'''

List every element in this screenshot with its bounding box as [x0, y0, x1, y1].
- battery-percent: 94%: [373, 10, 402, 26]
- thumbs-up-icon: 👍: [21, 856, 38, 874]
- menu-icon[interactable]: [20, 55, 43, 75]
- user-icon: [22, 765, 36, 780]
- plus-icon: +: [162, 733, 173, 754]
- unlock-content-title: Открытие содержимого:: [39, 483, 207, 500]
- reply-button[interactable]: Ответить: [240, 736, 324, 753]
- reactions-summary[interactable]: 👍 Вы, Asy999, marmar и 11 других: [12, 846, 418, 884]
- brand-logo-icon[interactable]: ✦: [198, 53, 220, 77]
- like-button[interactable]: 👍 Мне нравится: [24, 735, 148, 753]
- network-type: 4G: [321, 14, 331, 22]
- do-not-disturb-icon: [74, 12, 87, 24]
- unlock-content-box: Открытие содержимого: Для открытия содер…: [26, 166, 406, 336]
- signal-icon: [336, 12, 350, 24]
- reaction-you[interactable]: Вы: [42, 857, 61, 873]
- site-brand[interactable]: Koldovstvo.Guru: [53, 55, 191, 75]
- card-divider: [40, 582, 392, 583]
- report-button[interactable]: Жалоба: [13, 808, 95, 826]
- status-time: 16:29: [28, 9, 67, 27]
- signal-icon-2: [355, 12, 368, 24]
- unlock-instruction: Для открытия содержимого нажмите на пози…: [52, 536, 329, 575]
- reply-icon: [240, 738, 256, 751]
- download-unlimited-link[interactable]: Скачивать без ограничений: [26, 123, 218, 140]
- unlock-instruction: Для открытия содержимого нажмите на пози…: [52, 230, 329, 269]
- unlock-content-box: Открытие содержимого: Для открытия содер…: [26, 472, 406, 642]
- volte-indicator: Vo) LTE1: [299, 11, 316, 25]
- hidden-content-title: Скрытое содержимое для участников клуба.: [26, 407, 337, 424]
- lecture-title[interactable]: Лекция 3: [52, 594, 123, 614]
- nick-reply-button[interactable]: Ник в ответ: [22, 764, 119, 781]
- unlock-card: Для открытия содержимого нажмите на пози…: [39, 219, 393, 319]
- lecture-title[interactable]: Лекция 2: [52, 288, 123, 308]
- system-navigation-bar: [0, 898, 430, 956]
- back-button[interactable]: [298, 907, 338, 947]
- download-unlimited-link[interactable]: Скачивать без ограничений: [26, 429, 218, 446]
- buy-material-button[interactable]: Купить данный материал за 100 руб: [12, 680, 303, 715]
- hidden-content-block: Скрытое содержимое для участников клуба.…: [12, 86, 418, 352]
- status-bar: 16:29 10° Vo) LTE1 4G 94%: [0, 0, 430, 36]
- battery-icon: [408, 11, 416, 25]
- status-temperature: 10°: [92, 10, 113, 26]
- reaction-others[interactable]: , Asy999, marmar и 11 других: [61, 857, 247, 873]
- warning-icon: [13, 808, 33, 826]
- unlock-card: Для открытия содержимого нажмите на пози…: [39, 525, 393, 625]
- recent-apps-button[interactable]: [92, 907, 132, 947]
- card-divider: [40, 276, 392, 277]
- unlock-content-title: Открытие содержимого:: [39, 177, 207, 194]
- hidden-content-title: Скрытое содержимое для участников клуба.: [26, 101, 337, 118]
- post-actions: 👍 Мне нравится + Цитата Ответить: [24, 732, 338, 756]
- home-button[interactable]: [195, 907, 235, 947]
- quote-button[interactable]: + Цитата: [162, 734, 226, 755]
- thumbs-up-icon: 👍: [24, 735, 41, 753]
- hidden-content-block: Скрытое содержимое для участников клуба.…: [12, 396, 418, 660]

'''

§ **SHORT TASK**
Reproduce the entries verbatim, starting at the first line and ending at the line containing "- lecture-title[interactable]: Лекция 3: [52, 594, 123, 614]", with both of those lines included.

§ **EXERCISE RESPONSE**
List every element in this screenshot with its bounding box as [x0, y0, x1, y1].
- battery-percent: 94%: [373, 10, 402, 26]
- thumbs-up-icon: 👍: [21, 856, 38, 874]
- menu-icon[interactable]: [20, 55, 43, 75]
- user-icon: [22, 765, 36, 780]
- plus-icon: +: [162, 733, 173, 754]
- unlock-content-title: Открытие содержимого:: [39, 483, 207, 500]
- reply-button[interactable]: Ответить: [240, 736, 324, 753]
- reactions-summary[interactable]: 👍 Вы, Asy999, marmar и 11 других: [12, 846, 418, 884]
- brand-logo-icon[interactable]: ✦: [198, 53, 220, 77]
- like-button[interactable]: 👍 Мне нравится: [24, 735, 148, 753]
- network-type: 4G: [321, 14, 331, 22]
- do-not-disturb-icon: [74, 12, 87, 24]
- unlock-content-box: Открытие содержимого: Для открытия содер…: [26, 166, 406, 336]
- signal-icon: [336, 12, 350, 24]
- reaction-you[interactable]: Вы: [42, 857, 61, 873]
- site-brand[interactable]: Koldovstvo.Guru: [53, 55, 191, 75]
- card-divider: [40, 582, 392, 583]
- report-button[interactable]: Жалоба: [13, 808, 95, 826]
- status-time: 16:29: [28, 9, 67, 27]
- signal-icon-2: [355, 12, 368, 24]
- unlock-instruction: Для открытия содержимого нажмите на пози…: [52, 536, 329, 575]
- reply-icon: [240, 738, 256, 751]
- download-unlimited-link[interactable]: Скачивать без ограничений: [26, 123, 218, 140]
- unlock-instruction: Для открытия содержимого нажмите на пози…: [52, 230, 329, 269]
- unlock-content-box: Открытие содержимого: Для открытия содер…: [26, 472, 406, 642]
- volte-indicator: Vo) LTE1: [299, 11, 316, 25]
- hidden-content-title: Скрытое содержимое для участников клуба.: [26, 407, 337, 424]
- lecture-title[interactable]: Лекция 3: [52, 594, 123, 614]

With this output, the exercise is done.